BRIEF:
Exclude all pictures, then copy each of the records exactly as written.
** Begin DATA ENTRIES **
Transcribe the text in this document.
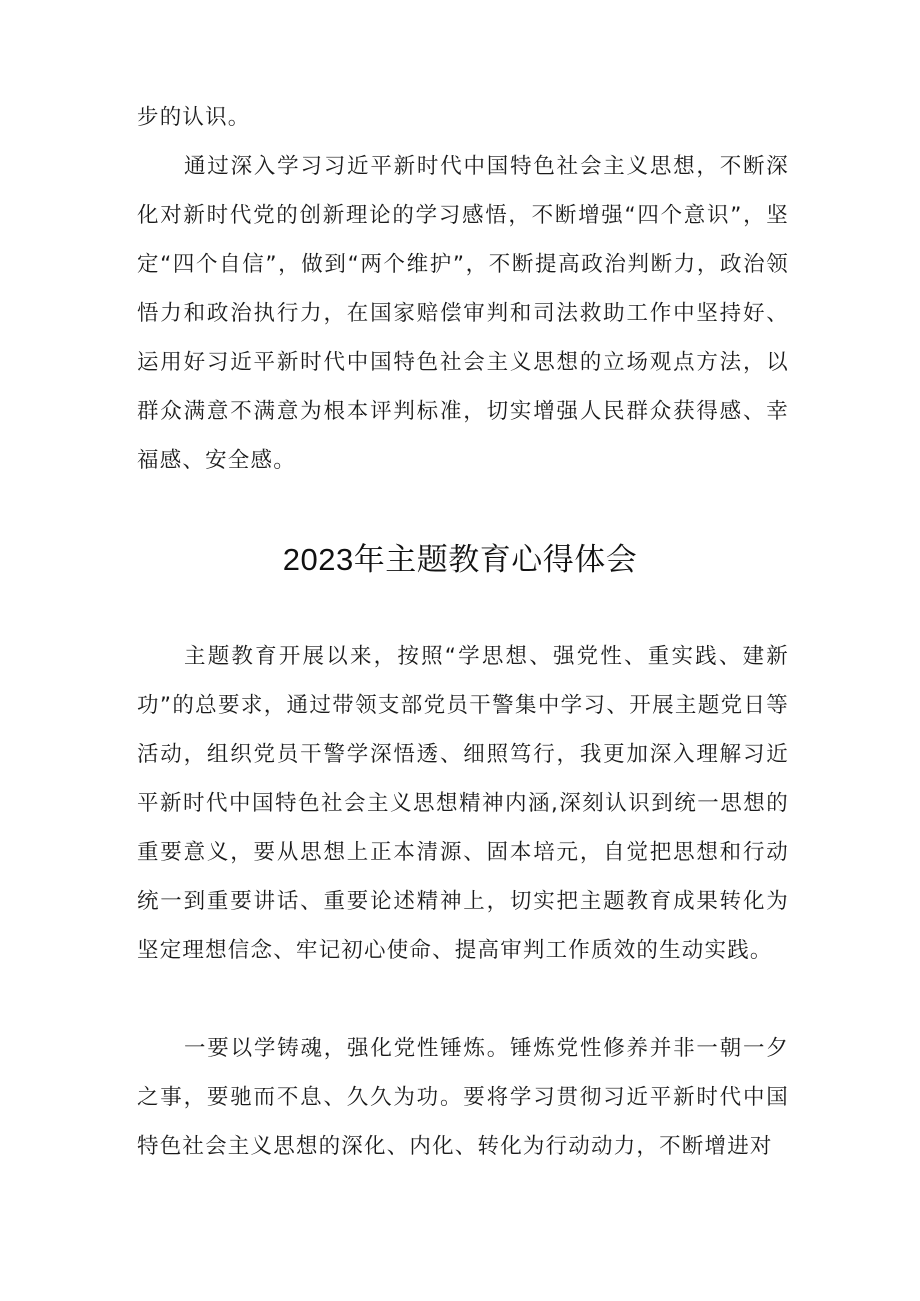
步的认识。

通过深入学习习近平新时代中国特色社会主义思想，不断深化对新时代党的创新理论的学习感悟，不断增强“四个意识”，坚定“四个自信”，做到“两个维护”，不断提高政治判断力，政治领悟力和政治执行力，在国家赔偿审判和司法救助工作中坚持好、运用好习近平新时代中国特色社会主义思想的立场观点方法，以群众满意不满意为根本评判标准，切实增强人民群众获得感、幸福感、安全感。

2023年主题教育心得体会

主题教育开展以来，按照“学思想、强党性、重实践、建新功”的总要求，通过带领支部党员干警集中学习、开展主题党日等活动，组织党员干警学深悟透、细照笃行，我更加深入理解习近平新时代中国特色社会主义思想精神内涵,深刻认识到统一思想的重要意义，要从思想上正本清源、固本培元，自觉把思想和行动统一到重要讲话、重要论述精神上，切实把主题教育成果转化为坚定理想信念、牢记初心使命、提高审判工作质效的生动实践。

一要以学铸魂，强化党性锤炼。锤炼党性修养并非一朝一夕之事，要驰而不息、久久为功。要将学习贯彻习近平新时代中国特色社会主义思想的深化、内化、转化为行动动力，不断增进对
** End DATA ENTRIES **
EXERCISE RESPONSE:
Transcribe the text in this document.
步的认识。

通过深入学习习近平新时代中国特色社会主义思想，不断深化对新时代党的创新理论的学习感悟，不断增强“四个意识”，坚定“四个自信”，做到“两个维护”，不断提高政治判断力，政治领悟力和政治执行力，在国家赔偿审判和司法救助工作中坚持好、运用好习近平新时代中国特色社会主义思想的立场观点方法，以群众满意不满意为根本评判标准，切实增强人民群众获得感、幸福感、安全感。

2023年主题教育心得体会

主题教育开展以来，按照“学思想、强党性、重实践、建新功”的总要求，通过带领支部党员干警集中学习、开展主题党日等活动，组织党员干警学深悟透、细照笃行，我更加深入理解习近平新时代中国特色社会主义思想精神内涵,深刻认识到统一思想的重要意义，要从思想上正本清源、固本培元，自觉把思想和行动统一到重要讲话、重要论述精神上，切实把主题教育成果转化为坚定理想信念、牢记初心使命、提高审判工作质效的生动实践。

一要以学铸魂，强化党性锤炼。锤炼党性修养并非一朝一夕之事，要驰而不息、久久为功。要将学习贯彻习近平新时代中国特色社会主义思想的深化、内化、转化为行动动力，不断增进对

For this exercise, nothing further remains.